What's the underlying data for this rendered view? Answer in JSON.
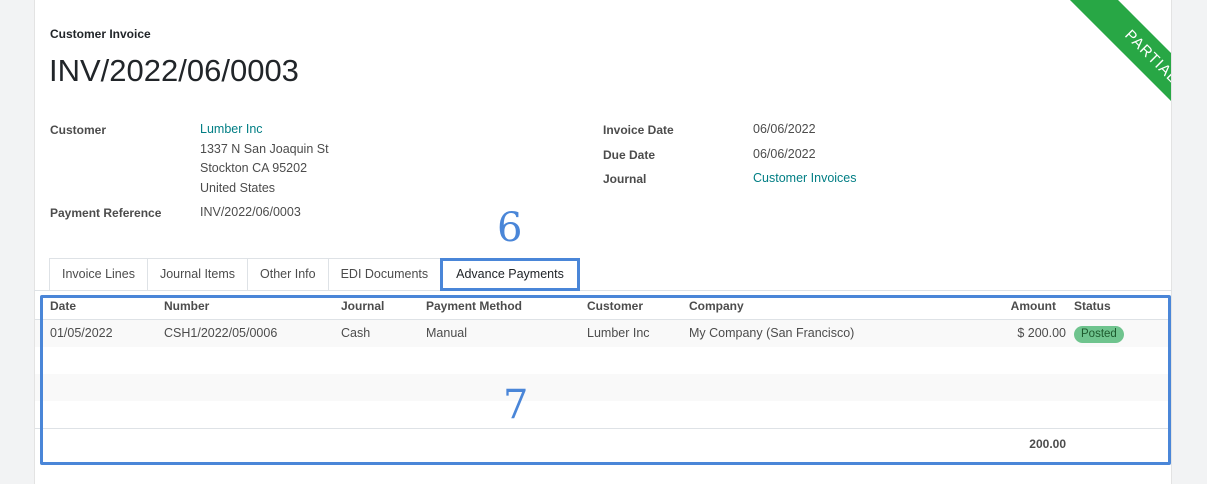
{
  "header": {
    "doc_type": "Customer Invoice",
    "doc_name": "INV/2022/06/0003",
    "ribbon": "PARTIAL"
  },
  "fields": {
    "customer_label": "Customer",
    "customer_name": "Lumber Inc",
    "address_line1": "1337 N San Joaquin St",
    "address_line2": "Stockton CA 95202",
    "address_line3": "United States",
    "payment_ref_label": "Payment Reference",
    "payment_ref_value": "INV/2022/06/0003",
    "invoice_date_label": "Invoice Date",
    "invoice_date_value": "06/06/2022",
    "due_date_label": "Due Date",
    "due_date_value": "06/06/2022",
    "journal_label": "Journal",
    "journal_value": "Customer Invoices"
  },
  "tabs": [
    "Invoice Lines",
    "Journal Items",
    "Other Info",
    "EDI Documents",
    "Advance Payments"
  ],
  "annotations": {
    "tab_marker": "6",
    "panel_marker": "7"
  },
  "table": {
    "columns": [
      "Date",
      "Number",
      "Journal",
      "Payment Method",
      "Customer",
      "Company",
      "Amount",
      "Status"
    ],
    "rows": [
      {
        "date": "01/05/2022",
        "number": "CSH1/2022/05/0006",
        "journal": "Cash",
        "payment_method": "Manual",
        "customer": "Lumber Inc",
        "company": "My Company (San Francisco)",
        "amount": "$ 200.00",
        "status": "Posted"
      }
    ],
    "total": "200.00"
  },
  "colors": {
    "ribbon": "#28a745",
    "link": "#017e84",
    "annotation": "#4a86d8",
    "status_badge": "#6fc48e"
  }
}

Problem to work on: Return each line from the material above exactly, but not the pictures.

Expected answer:
What's the underlying data for this rendered view? Answer in JSON.
{
  "header": {
    "doc_type": "Customer Invoice",
    "doc_name": "INV/2022/06/0003",
    "ribbon": "PARTIAL"
  },
  "fields": {
    "customer_label": "Customer",
    "customer_name": "Lumber Inc",
    "address_line1": "1337 N San Joaquin St",
    "address_line2": "Stockton CA 95202",
    "address_line3": "United States",
    "payment_ref_label": "Payment Reference",
    "payment_ref_value": "INV/2022/06/0003",
    "invoice_date_label": "Invoice Date",
    "invoice_date_value": "06/06/2022",
    "due_date_label": "Due Date",
    "due_date_value": "06/06/2022",
    "journal_label": "Journal",
    "journal_value": "Customer Invoices"
  },
  "tabs": [
    "Invoice Lines",
    "Journal Items",
    "Other Info",
    "EDI Documents",
    "Advance Payments"
  ],
  "annotations": {
    "tab_marker": "6",
    "panel_marker": "7"
  },
  "table": {
    "columns": [
      "Date",
      "Number",
      "Journal",
      "Payment Method",
      "Customer",
      "Company",
      "Amount",
      "Status"
    ],
    "rows": [
      {
        "date": "01/05/2022",
        "number": "CSH1/2022/05/0006",
        "journal": "Cash",
        "payment_method": "Manual",
        "customer": "Lumber Inc",
        "company": "My Company (San Francisco)",
        "amount": "$ 200.00",
        "status": "Posted"
      }
    ],
    "total": "200.00"
  },
  "colors": {
    "ribbon": "#28a745",
    "link": "#017e84",
    "annotation": "#4a86d8",
    "status_badge": "#6fc48e"
  }
}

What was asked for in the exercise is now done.